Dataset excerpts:
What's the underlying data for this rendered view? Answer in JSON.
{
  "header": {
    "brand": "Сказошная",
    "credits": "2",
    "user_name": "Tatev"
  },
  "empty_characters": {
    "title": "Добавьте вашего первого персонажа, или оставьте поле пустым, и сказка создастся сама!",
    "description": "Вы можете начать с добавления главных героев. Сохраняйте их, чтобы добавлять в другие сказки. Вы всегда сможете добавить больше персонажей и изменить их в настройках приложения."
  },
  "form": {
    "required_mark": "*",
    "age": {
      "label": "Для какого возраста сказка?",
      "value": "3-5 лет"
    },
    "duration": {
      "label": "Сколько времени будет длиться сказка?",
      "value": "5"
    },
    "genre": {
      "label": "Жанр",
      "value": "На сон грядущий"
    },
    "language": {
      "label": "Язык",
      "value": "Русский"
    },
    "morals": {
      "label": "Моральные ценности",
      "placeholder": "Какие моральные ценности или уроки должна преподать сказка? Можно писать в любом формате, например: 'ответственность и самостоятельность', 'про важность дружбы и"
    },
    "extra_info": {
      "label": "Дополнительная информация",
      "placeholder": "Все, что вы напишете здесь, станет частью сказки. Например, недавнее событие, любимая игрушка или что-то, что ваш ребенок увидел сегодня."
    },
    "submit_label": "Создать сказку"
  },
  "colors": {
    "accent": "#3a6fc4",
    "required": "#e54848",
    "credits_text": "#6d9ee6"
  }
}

What is needed → Repeat the data above exactly.

Response to the task →
What's the underlying data for this rendered view? Answer in JSON.
{
  "header": {
    "brand": "Сказошная",
    "credits": "2",
    "user_name": "Tatev"
  },
  "empty_characters": {
    "title": "Добавьте вашего первого персонажа, или оставьте поле пустым, и сказка создастся сама!",
    "description": "Вы можете начать с добавления главных героев. Сохраняйте их, чтобы добавлять в другие сказки. Вы всегда сможете добавить больше персонажей и изменить их в настройках приложения."
  },
  "form": {
    "required_mark": "*",
    "age": {
      "label": "Для какого возраста сказка?",
      "value": "3-5 лет"
    },
    "duration": {
      "label": "Сколько времени будет длиться сказка?",
      "value": "5"
    },
    "genre": {
      "label": "Жанр",
      "value": "На сон грядущий"
    },
    "language": {
      "label": "Язык",
      "value": "Русский"
    },
    "morals": {
      "label": "Моральные ценности",
      "placeholder": "Какие моральные ценности или уроки должна преподать сказка? Можно писать в любом формате, например: 'ответственность и самостоятельность', 'про важность дружбы и"
    },
    "extra_info": {
      "label": "Дополнительная информация",
      "placeholder": "Все, что вы напишете здесь, станет частью сказки. Например, недавнее событие, любимая игрушка или что-то, что ваш ребенок увидел сегодня."
    },
    "submit_label": "Создать сказку"
  },
  "colors": {
    "accent": "#3a6fc4",
    "required": "#e54848",
    "credits_text": "#6d9ee6"
  }
}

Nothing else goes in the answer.